- **THE TASK**
Reply with nothing except the number of lines that contain the word "name".
## start
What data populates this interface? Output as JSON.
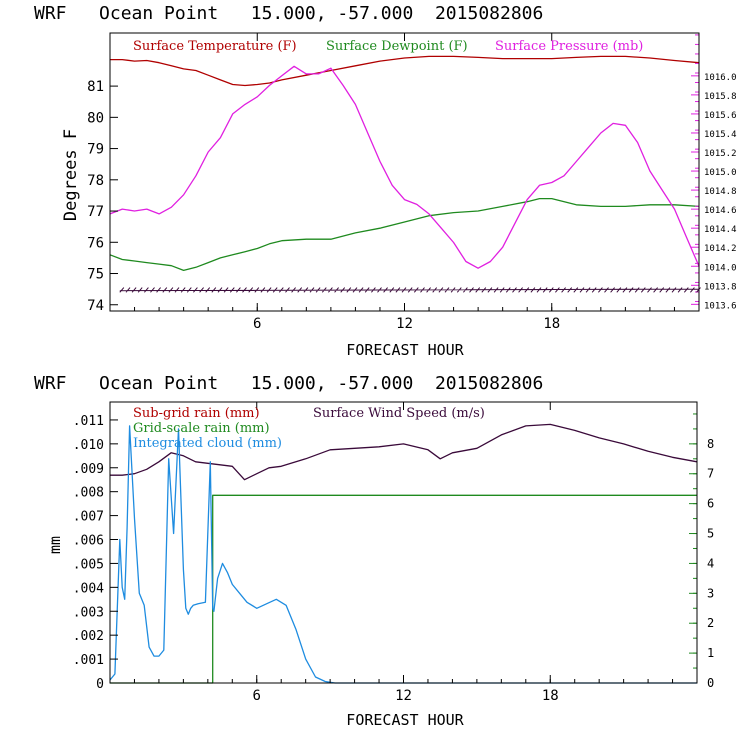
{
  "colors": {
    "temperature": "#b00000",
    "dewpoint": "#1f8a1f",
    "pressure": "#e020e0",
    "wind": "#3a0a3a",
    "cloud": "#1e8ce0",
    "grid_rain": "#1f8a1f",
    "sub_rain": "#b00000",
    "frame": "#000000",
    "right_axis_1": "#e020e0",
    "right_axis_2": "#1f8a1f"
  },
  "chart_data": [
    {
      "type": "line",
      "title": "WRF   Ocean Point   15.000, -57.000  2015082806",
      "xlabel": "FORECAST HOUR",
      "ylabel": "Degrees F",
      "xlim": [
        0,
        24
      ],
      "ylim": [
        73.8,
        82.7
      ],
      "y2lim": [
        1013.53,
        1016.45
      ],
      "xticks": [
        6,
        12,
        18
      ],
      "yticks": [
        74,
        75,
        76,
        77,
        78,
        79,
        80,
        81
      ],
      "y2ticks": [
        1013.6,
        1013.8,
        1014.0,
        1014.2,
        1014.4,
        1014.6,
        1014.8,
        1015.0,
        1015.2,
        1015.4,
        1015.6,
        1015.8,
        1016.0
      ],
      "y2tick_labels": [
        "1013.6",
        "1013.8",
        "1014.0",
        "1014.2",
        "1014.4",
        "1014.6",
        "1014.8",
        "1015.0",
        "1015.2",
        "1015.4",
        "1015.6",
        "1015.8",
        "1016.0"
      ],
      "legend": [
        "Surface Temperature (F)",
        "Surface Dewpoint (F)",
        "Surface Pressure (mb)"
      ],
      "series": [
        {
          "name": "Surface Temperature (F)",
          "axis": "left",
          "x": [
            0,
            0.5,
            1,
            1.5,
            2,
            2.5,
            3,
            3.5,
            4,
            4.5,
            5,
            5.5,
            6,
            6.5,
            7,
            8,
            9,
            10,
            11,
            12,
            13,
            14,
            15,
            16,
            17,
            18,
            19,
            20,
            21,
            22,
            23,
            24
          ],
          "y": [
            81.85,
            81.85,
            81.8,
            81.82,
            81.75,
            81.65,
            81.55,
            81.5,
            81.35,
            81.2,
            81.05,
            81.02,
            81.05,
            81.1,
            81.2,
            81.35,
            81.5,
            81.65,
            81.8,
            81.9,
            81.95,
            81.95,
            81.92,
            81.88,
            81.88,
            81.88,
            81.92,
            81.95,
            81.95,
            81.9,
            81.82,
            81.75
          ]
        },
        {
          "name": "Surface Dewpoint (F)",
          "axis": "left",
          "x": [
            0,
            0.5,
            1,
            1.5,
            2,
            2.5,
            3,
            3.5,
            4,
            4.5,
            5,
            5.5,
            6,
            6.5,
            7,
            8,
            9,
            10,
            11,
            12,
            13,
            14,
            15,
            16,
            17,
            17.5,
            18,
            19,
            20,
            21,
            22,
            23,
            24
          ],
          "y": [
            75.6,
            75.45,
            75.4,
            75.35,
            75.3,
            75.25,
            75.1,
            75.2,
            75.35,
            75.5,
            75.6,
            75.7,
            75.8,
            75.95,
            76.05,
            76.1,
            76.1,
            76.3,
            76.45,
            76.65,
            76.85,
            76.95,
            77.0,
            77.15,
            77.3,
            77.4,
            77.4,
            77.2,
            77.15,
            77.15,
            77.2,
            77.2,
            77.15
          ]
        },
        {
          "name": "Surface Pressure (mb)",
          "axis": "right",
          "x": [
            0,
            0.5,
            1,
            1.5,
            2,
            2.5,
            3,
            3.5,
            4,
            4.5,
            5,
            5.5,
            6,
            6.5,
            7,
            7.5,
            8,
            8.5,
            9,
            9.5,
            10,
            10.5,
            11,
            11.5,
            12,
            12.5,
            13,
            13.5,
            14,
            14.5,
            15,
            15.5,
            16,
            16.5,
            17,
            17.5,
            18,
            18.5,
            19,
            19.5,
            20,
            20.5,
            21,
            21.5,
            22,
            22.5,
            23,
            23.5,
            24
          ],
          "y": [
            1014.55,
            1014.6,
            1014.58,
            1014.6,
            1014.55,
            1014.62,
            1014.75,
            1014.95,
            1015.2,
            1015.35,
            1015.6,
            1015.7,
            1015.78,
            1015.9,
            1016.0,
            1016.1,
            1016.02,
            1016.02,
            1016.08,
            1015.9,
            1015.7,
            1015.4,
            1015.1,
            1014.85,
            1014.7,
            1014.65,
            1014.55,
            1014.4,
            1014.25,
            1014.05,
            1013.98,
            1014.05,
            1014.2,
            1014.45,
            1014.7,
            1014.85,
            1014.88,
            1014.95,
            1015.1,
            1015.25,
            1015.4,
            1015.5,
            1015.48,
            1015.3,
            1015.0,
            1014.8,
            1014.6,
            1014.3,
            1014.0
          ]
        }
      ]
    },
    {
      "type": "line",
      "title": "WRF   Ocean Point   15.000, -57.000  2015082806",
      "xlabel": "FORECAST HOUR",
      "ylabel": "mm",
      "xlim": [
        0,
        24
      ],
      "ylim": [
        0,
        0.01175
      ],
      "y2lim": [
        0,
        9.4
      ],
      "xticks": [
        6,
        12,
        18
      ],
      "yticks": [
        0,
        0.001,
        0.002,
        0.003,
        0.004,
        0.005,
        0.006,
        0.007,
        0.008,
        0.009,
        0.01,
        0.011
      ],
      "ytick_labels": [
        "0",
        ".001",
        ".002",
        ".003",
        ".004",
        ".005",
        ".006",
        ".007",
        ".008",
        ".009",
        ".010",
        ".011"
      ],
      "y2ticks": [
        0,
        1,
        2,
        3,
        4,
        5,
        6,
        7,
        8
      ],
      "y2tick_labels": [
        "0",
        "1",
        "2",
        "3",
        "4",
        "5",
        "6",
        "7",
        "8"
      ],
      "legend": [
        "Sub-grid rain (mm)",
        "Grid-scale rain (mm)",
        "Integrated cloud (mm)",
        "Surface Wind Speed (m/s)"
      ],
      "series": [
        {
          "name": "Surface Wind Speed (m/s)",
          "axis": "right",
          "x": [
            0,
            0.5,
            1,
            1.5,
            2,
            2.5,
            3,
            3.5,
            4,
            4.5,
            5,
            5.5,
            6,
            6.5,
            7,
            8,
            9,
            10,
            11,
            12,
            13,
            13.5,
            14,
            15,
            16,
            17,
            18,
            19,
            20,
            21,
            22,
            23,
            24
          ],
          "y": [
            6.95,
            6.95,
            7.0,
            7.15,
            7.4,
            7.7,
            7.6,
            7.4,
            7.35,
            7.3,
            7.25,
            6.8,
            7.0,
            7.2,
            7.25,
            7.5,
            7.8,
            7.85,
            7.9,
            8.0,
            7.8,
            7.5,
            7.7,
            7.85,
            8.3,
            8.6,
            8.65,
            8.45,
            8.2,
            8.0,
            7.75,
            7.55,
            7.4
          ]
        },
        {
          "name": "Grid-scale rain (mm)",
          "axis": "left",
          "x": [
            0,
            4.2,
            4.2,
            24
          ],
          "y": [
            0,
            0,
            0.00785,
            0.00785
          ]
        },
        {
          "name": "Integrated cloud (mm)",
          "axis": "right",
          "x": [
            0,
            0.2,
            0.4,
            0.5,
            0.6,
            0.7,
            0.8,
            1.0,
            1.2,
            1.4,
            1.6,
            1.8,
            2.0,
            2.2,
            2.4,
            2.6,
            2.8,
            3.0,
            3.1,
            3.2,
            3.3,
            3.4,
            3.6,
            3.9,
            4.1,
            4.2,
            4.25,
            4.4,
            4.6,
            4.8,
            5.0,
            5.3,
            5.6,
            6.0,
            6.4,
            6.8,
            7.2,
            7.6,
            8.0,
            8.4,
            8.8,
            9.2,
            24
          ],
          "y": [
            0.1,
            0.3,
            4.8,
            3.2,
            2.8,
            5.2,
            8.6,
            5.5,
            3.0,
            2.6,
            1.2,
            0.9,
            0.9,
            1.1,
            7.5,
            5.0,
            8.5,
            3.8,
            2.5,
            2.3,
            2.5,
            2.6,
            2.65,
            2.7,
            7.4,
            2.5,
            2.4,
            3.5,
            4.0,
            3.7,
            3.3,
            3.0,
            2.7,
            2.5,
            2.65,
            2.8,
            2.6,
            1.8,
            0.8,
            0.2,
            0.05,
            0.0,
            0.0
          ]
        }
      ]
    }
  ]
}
## end
## start
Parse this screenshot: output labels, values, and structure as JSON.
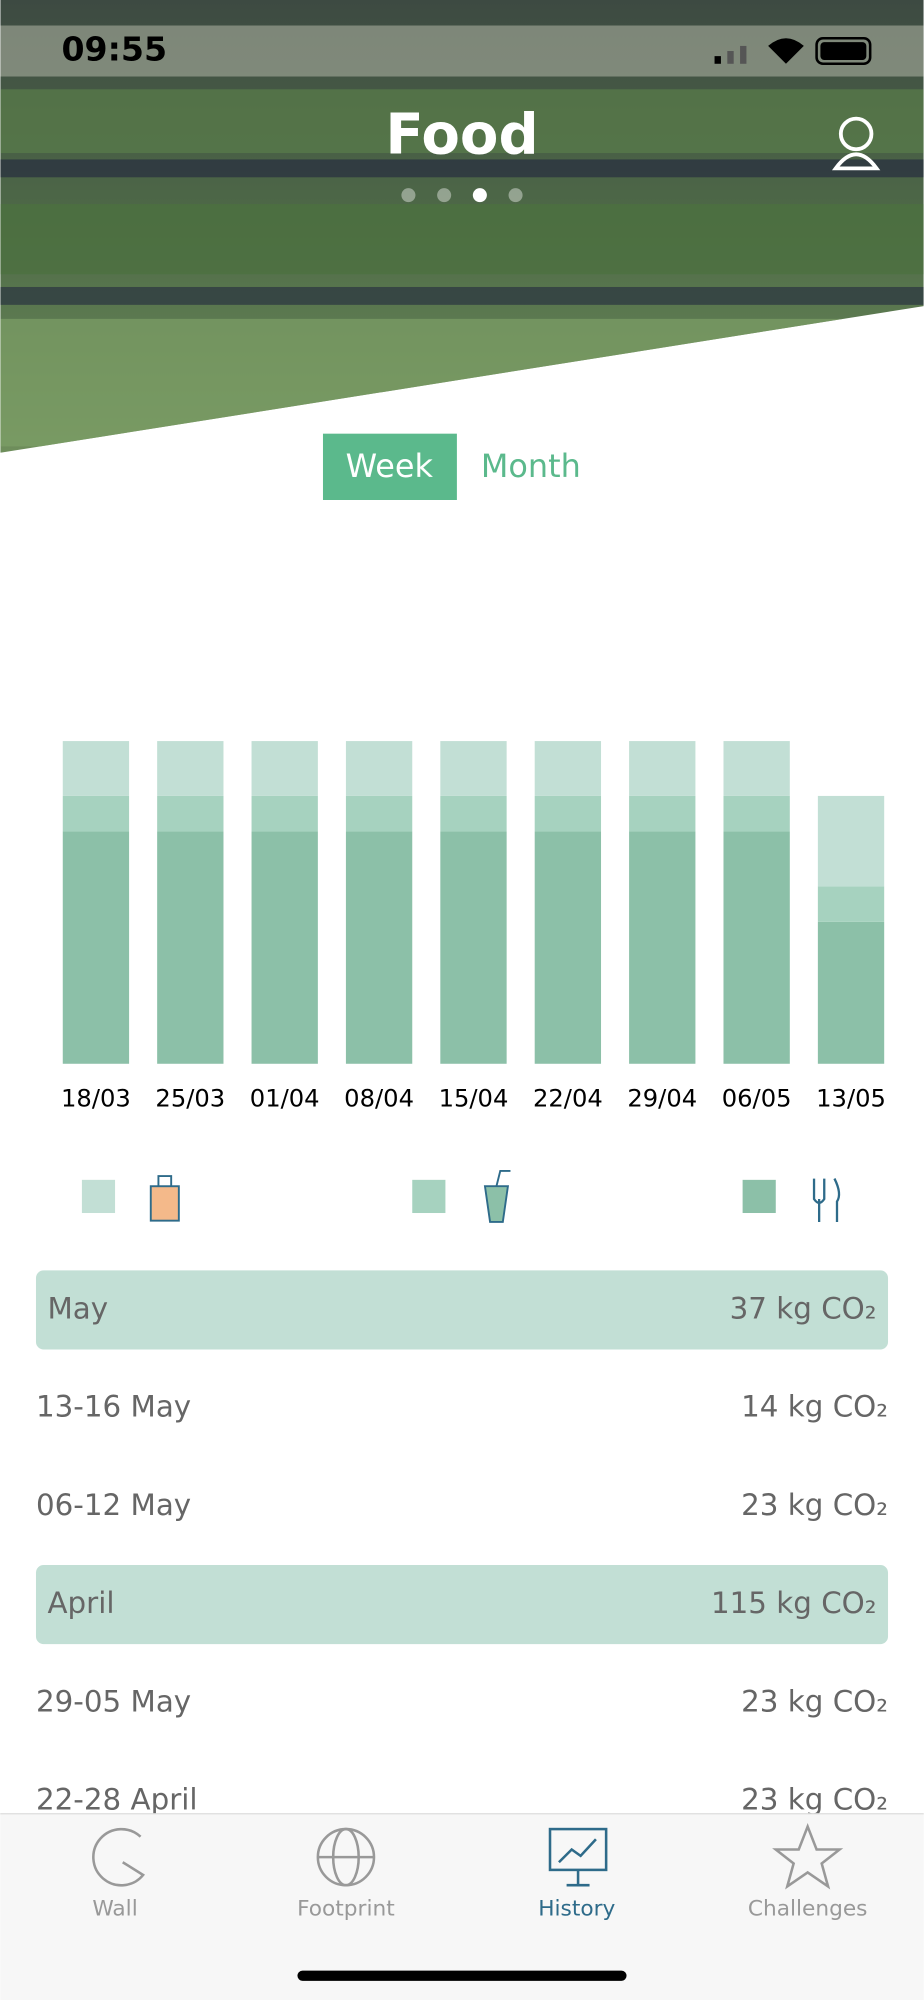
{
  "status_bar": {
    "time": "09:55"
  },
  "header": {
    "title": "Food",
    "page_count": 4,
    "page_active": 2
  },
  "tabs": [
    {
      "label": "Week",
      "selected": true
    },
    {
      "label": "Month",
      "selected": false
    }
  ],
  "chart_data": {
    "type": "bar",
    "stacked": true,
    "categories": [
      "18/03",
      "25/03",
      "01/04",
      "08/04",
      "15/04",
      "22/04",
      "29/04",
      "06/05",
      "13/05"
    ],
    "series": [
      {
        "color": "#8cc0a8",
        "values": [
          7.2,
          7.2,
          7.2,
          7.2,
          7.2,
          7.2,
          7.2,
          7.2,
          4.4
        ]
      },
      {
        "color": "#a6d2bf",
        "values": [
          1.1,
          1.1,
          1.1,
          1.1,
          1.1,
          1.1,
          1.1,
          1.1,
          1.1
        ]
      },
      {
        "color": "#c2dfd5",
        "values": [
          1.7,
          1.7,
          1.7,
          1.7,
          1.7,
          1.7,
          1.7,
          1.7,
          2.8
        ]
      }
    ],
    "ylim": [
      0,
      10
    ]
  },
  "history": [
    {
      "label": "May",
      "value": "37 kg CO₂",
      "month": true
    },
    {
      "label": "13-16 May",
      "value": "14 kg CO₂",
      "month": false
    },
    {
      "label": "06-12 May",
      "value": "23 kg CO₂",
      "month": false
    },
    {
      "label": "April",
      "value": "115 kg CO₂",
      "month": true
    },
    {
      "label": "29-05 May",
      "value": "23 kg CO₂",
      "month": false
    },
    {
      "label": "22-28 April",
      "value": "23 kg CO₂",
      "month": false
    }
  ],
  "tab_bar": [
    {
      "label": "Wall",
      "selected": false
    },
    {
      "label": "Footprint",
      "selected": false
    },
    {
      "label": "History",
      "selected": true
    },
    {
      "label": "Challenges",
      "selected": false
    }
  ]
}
## end
- **SOLUTION FOR THIS PROBLEM**
6